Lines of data
>>>>>
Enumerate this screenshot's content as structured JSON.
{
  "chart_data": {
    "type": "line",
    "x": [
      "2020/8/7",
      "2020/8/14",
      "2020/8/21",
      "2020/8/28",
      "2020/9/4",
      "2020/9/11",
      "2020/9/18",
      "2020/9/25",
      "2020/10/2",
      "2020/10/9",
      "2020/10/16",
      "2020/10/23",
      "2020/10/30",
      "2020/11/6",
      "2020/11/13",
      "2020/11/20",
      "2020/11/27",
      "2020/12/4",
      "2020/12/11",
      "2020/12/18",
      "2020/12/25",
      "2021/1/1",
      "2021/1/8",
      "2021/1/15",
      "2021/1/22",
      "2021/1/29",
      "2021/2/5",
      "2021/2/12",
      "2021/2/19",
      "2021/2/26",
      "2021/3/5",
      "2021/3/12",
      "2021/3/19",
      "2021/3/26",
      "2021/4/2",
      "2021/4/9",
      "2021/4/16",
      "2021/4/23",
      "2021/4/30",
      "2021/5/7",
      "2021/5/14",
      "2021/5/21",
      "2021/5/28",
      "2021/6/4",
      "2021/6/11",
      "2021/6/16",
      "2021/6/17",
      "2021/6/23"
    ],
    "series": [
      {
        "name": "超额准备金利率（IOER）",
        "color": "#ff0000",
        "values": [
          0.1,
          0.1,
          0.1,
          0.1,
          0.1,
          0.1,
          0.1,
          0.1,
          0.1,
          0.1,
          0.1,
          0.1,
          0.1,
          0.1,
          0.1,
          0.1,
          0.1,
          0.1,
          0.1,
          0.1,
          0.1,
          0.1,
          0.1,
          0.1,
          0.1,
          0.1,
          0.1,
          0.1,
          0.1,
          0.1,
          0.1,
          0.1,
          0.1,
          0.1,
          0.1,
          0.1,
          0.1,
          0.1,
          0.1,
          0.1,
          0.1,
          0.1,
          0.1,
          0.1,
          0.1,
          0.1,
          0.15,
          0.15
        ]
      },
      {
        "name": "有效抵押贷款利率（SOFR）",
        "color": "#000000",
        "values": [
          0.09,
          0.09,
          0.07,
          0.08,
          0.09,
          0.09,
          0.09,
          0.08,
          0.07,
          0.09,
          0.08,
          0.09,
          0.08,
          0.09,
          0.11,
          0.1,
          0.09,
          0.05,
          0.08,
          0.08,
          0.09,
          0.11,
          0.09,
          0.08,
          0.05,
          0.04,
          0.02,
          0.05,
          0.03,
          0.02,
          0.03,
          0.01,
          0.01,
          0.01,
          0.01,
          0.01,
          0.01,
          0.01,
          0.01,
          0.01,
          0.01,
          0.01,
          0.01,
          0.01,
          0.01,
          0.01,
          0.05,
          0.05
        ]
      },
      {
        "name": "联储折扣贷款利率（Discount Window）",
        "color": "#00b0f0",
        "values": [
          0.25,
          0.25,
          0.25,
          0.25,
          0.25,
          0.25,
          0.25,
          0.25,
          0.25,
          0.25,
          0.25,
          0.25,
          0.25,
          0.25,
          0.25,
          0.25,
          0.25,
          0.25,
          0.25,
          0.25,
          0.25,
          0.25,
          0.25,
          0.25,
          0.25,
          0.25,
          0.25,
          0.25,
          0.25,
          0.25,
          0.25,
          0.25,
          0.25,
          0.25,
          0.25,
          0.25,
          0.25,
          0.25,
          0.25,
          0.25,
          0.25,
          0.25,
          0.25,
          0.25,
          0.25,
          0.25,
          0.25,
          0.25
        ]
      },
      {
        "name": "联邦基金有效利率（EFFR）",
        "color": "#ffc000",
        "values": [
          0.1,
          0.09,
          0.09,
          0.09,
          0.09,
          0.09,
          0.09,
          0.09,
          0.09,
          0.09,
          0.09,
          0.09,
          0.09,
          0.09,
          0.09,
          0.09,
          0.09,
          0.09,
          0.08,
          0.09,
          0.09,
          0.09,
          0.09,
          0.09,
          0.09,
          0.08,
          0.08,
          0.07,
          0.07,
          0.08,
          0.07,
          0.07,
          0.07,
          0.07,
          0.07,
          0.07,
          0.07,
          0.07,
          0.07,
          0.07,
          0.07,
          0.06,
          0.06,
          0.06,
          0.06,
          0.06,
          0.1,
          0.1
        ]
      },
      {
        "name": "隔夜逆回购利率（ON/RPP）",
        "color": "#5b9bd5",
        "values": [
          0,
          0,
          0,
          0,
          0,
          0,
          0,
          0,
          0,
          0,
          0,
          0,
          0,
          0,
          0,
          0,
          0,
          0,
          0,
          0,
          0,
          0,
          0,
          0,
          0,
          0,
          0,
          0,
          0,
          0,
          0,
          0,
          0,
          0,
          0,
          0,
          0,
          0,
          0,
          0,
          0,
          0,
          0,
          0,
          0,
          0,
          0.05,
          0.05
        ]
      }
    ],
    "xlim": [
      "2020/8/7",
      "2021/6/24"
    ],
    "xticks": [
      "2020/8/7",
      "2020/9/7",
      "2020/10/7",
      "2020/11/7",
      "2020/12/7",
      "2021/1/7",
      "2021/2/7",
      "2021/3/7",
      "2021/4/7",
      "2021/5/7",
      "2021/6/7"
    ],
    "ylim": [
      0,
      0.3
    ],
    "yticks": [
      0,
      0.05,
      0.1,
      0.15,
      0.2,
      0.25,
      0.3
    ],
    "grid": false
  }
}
<<<<<
>>>>>
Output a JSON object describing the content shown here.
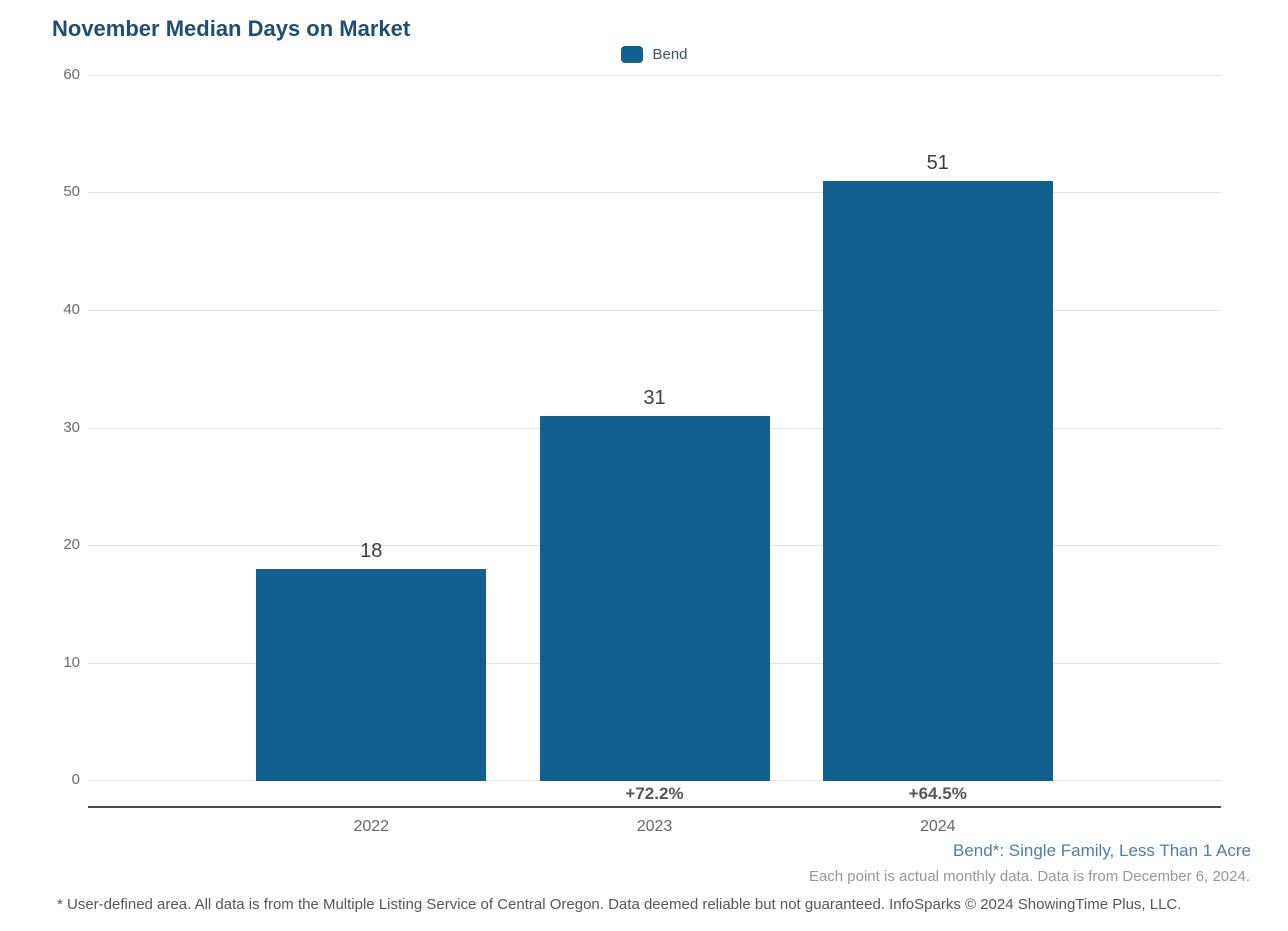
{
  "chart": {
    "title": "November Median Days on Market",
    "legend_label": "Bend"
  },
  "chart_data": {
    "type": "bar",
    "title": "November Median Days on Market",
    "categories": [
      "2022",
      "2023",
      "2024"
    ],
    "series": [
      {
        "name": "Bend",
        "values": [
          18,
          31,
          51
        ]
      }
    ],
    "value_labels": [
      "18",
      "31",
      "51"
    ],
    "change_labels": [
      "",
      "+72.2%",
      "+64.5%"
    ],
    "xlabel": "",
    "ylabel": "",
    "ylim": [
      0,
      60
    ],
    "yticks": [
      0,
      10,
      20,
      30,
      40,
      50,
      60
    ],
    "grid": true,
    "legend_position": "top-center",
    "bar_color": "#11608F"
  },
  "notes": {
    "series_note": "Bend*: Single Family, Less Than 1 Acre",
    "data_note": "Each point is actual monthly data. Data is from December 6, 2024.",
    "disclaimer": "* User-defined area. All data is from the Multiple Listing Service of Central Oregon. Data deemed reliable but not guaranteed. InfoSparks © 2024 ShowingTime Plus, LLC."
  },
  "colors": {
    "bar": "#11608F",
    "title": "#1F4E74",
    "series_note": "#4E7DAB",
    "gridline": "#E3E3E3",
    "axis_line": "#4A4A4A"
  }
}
<<<<<
>>>>>
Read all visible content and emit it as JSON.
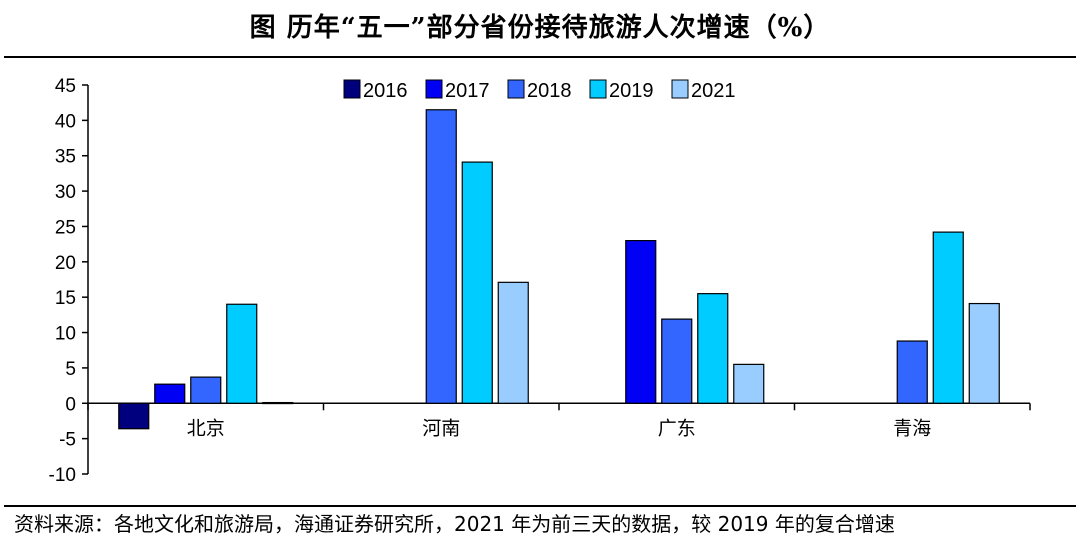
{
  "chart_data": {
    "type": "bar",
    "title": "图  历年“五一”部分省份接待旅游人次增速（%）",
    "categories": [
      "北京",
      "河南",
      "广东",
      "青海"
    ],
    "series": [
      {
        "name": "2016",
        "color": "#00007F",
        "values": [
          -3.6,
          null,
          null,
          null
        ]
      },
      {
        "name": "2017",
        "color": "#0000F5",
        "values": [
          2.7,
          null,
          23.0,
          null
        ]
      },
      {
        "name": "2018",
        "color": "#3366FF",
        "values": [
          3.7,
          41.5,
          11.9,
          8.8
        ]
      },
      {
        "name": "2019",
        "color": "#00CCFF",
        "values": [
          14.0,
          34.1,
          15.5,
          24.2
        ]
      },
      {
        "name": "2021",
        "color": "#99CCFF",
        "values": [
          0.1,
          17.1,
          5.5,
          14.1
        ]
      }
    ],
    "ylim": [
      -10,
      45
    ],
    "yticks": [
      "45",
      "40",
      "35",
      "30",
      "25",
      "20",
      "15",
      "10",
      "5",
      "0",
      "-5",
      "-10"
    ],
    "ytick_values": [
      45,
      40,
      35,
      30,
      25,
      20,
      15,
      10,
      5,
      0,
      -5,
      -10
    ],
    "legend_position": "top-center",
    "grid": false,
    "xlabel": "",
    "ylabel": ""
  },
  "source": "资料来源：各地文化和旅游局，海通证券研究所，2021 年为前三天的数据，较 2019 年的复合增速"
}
<<<<<
* Exercise *
Go through the entries and return each line where the word "title" appears.

* Answer to the exercise *
    "title": "November Median Days on Market",
    "title": "November Median Days on Market",
    "title": "#1F4E74",
    "title": "图  历年“五一”部分省份接待旅游人次增速（%）",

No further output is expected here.